## Task statement
For the records below, say how many lines contain the string "JSON". Give the number only.

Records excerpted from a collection
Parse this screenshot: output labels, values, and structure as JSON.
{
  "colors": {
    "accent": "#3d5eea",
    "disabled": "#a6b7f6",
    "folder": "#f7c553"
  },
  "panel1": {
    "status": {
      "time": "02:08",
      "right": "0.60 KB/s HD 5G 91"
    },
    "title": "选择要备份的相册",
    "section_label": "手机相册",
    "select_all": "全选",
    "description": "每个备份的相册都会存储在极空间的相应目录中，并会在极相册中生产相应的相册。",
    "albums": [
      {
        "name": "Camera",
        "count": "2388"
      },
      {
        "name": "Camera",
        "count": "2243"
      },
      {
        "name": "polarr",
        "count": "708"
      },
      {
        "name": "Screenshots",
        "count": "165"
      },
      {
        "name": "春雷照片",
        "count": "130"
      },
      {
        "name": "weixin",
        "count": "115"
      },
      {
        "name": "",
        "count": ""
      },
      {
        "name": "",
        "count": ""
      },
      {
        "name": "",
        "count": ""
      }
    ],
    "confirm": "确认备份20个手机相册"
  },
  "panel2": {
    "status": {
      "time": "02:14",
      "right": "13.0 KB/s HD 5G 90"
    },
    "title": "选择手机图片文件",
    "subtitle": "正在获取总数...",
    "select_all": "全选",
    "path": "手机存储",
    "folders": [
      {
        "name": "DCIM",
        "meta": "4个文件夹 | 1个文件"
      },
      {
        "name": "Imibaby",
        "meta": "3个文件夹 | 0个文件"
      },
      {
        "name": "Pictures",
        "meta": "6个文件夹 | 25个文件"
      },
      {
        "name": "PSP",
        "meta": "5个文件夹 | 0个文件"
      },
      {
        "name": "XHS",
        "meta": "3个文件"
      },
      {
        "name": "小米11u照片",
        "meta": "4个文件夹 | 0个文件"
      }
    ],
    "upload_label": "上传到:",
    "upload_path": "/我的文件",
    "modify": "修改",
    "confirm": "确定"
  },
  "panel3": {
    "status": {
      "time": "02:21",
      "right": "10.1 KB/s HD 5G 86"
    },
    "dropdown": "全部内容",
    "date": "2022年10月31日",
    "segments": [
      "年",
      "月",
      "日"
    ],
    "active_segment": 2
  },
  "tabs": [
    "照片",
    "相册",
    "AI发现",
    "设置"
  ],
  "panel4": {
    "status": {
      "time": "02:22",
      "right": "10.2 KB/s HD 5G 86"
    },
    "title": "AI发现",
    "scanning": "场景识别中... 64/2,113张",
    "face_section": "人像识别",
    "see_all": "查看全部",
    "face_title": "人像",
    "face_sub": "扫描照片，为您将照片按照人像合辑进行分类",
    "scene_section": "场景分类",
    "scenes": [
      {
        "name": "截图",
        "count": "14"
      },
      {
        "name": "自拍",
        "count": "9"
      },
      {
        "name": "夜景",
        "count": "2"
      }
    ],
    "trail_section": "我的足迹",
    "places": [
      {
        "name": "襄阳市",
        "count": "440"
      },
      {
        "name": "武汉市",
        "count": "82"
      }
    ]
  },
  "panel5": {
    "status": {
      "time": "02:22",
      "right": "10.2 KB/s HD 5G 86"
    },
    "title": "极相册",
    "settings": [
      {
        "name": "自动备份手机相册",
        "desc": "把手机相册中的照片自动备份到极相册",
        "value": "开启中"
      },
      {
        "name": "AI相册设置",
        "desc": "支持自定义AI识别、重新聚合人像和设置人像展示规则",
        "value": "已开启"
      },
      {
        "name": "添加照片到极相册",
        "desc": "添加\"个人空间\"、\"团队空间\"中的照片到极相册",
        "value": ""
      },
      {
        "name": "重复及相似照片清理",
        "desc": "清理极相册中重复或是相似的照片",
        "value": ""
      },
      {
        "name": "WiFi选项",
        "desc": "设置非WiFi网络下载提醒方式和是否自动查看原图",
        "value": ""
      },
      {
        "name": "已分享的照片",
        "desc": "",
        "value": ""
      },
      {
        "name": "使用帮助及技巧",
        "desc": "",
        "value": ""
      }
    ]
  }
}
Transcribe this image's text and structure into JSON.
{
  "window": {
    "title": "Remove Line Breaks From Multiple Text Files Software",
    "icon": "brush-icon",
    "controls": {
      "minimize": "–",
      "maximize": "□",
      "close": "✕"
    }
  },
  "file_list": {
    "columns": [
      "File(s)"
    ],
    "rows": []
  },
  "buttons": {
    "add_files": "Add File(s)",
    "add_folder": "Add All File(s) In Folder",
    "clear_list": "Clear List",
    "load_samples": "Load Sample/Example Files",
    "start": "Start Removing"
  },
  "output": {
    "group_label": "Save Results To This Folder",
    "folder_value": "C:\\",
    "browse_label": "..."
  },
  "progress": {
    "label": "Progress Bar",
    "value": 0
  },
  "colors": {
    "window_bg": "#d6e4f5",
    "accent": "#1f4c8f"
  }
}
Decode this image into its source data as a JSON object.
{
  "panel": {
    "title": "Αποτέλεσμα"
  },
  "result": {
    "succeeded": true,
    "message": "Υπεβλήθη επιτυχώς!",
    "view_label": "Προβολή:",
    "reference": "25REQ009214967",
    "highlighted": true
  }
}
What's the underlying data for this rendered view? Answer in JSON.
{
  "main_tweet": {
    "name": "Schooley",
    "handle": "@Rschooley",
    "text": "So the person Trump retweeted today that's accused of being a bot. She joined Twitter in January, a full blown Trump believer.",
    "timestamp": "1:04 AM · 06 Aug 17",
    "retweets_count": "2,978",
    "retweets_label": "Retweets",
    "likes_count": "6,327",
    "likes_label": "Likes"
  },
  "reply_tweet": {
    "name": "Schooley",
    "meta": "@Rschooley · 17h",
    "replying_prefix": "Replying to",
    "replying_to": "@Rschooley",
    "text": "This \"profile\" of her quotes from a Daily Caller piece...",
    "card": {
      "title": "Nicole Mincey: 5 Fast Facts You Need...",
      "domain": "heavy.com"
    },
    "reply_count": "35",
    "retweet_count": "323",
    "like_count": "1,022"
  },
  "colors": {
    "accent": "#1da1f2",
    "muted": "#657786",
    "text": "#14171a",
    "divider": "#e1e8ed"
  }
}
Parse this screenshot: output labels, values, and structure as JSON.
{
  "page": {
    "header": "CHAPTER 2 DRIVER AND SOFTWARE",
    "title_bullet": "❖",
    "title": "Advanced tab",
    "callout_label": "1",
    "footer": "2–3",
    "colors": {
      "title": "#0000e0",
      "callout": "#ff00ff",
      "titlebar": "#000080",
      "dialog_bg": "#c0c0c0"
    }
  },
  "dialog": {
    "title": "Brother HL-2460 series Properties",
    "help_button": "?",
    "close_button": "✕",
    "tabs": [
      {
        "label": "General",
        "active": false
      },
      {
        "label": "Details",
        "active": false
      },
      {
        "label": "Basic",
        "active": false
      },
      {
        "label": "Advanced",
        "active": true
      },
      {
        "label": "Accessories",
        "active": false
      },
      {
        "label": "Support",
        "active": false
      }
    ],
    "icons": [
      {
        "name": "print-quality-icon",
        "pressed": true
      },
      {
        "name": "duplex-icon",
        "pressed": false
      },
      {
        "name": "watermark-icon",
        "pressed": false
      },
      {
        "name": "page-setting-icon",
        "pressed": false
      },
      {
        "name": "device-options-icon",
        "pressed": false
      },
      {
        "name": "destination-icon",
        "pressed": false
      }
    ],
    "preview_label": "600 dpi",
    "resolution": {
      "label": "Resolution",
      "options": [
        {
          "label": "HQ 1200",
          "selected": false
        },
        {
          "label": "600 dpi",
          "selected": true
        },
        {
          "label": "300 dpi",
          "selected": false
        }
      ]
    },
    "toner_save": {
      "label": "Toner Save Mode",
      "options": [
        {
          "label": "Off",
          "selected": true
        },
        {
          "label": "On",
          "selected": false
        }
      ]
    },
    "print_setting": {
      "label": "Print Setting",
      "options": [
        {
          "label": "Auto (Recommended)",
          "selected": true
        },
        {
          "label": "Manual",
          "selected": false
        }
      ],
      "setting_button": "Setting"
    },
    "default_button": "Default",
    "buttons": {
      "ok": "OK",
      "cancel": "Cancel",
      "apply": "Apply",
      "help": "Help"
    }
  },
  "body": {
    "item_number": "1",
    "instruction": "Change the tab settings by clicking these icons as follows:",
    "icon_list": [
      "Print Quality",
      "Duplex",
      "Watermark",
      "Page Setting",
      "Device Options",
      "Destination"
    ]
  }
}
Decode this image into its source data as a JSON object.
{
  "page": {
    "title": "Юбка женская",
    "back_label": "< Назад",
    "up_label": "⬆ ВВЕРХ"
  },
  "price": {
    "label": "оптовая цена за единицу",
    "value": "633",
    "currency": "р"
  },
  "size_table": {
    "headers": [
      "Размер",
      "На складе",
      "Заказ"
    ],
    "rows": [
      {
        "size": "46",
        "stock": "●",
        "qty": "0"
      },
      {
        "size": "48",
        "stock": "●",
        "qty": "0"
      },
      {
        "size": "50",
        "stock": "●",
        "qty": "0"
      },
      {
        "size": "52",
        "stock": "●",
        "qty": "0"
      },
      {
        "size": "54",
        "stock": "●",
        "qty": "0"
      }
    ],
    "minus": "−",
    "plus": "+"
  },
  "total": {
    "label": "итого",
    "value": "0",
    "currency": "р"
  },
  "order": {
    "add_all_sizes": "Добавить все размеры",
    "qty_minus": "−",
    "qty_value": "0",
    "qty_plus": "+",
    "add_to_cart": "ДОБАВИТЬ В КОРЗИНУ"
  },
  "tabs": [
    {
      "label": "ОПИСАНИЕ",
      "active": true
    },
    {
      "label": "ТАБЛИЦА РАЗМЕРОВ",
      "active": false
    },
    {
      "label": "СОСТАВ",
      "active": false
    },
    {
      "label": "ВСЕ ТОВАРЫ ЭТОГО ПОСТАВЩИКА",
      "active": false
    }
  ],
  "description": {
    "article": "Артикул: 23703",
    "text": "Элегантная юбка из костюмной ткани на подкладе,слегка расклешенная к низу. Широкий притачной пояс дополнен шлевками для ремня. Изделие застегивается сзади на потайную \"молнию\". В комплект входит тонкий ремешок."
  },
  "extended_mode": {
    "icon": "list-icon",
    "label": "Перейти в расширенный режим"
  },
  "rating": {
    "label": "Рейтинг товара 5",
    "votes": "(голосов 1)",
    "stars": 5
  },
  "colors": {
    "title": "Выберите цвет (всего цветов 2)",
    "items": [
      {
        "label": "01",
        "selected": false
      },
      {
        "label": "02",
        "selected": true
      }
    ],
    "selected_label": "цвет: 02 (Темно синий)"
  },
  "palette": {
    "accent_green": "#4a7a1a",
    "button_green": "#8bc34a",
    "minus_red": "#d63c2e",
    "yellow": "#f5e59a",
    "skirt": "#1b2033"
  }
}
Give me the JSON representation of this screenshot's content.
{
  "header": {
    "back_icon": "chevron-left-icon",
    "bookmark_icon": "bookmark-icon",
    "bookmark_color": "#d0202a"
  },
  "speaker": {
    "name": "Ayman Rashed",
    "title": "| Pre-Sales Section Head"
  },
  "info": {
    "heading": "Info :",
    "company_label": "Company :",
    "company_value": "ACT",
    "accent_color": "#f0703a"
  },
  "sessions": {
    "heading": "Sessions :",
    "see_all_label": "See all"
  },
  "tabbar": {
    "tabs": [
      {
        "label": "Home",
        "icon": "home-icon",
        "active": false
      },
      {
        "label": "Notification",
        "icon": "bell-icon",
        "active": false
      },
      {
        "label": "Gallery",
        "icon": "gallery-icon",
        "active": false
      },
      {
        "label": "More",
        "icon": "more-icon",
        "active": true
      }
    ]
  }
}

## Result
7